- **Prompt**: Find each line with the word "вона" in it, then give the total alone.

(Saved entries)
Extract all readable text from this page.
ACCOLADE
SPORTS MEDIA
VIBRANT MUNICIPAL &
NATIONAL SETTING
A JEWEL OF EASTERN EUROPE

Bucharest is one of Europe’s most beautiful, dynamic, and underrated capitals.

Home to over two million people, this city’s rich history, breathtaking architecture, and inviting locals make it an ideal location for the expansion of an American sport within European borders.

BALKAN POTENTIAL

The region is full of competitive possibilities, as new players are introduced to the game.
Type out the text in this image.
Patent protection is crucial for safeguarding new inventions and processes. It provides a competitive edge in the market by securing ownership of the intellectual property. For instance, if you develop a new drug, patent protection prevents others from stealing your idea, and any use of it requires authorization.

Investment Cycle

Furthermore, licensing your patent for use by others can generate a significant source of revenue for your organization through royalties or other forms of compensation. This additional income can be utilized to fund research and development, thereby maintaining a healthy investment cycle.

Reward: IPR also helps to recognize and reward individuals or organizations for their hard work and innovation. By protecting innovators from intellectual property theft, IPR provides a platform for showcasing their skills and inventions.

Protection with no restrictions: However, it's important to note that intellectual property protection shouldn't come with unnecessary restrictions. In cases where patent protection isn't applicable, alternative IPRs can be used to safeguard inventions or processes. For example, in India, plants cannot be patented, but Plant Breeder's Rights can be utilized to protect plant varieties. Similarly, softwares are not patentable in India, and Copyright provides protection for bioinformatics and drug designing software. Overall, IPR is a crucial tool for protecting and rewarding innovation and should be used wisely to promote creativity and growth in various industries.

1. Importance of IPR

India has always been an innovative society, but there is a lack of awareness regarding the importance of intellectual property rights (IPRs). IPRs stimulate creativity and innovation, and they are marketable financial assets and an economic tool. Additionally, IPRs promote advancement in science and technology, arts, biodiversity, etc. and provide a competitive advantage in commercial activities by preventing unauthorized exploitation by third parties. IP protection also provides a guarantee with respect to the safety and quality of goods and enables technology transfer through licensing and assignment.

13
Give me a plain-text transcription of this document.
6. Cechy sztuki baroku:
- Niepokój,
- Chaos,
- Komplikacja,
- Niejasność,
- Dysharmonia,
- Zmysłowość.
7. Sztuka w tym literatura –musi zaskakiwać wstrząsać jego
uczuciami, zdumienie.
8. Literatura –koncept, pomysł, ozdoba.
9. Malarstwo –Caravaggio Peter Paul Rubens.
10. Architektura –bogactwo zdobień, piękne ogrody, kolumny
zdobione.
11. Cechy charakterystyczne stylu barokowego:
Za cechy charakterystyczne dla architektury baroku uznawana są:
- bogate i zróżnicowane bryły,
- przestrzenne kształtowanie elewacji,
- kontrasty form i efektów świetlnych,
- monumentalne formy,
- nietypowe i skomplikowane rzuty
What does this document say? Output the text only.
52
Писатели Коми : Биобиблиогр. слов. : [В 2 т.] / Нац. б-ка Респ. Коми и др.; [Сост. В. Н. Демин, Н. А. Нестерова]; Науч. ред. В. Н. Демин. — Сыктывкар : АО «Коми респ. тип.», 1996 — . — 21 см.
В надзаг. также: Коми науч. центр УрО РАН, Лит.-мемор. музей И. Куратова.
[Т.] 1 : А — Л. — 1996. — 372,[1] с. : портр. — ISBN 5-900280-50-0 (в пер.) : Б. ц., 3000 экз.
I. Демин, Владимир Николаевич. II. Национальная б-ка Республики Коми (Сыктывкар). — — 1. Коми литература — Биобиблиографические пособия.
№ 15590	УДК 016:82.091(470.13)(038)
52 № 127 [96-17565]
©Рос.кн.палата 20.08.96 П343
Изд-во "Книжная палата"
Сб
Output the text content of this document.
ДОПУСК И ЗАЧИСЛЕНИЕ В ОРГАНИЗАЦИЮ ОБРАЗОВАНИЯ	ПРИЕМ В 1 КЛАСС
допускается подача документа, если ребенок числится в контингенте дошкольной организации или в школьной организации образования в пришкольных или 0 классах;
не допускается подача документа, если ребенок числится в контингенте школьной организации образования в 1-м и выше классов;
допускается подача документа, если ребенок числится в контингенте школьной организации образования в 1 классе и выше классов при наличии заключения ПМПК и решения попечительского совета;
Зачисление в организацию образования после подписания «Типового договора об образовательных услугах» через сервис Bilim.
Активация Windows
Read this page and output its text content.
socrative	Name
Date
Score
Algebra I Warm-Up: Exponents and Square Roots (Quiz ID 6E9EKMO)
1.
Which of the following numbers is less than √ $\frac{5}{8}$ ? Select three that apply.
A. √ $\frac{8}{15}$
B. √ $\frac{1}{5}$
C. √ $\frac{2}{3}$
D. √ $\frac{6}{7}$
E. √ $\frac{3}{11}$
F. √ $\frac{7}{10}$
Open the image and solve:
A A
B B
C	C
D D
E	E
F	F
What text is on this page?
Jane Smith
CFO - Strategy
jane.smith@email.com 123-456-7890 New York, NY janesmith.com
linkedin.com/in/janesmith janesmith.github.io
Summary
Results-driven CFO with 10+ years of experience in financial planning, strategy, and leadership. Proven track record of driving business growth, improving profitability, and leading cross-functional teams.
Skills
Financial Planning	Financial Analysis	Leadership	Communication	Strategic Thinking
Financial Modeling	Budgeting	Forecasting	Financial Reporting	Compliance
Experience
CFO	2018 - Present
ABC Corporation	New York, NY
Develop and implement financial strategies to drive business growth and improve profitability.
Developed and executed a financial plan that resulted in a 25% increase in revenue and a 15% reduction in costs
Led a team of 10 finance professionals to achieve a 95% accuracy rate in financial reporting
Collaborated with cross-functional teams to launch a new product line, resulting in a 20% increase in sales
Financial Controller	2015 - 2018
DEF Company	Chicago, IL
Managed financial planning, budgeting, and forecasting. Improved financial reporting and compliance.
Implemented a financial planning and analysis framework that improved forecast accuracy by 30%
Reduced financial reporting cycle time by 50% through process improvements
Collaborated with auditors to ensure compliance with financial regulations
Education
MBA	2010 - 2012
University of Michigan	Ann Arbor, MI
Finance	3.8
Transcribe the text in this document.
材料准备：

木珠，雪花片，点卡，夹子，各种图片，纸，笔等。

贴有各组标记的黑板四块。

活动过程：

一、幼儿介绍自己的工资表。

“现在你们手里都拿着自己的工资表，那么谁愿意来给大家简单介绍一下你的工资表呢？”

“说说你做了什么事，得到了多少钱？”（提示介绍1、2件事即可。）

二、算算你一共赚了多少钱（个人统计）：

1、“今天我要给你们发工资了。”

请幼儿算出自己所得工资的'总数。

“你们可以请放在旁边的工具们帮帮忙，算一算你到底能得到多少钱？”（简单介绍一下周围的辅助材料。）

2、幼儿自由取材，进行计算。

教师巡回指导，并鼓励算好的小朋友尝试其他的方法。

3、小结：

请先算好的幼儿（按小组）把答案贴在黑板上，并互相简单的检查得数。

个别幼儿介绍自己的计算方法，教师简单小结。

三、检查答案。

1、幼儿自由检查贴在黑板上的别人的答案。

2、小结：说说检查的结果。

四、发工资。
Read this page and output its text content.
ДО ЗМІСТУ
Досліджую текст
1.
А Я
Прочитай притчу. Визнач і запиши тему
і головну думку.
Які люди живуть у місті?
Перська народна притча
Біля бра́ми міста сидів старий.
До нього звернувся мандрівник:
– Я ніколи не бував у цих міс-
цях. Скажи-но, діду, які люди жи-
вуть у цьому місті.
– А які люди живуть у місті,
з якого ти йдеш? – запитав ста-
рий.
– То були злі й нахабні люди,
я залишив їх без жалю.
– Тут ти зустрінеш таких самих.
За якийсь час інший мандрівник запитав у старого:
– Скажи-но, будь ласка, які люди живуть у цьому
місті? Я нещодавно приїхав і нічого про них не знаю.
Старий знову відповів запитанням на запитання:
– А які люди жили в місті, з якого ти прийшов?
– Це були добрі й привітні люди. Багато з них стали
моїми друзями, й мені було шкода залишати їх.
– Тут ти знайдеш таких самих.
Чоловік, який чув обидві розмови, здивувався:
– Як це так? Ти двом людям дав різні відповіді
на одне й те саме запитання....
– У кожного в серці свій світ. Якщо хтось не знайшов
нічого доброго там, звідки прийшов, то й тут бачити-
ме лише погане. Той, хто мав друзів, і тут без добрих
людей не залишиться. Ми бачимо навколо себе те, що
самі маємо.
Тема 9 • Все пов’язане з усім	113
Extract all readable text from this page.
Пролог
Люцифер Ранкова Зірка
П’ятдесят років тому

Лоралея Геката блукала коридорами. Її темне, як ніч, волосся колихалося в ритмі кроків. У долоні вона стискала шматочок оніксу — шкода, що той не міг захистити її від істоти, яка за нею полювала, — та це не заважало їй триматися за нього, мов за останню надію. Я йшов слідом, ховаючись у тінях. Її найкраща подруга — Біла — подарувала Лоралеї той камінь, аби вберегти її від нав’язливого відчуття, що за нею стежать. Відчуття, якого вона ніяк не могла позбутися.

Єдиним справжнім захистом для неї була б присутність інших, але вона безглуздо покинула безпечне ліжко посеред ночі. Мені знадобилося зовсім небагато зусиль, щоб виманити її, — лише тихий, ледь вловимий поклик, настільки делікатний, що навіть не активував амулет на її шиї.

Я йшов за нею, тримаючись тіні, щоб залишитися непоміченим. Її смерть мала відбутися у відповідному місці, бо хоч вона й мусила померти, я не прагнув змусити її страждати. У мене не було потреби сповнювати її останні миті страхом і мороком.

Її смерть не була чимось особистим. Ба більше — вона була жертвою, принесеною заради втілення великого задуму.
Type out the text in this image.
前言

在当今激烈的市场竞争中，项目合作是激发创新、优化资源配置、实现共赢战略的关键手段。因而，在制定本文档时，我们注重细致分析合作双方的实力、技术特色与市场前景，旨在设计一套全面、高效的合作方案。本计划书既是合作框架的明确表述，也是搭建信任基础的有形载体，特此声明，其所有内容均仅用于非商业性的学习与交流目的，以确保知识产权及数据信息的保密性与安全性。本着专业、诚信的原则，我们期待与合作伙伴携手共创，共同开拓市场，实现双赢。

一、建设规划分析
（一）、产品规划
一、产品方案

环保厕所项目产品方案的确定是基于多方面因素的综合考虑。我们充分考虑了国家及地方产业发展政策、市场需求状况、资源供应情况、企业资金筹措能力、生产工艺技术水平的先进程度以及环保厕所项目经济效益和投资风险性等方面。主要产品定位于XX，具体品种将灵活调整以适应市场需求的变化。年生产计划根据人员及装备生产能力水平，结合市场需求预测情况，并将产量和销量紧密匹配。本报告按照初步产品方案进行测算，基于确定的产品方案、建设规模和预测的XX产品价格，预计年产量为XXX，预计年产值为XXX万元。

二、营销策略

- **Written answer**: 4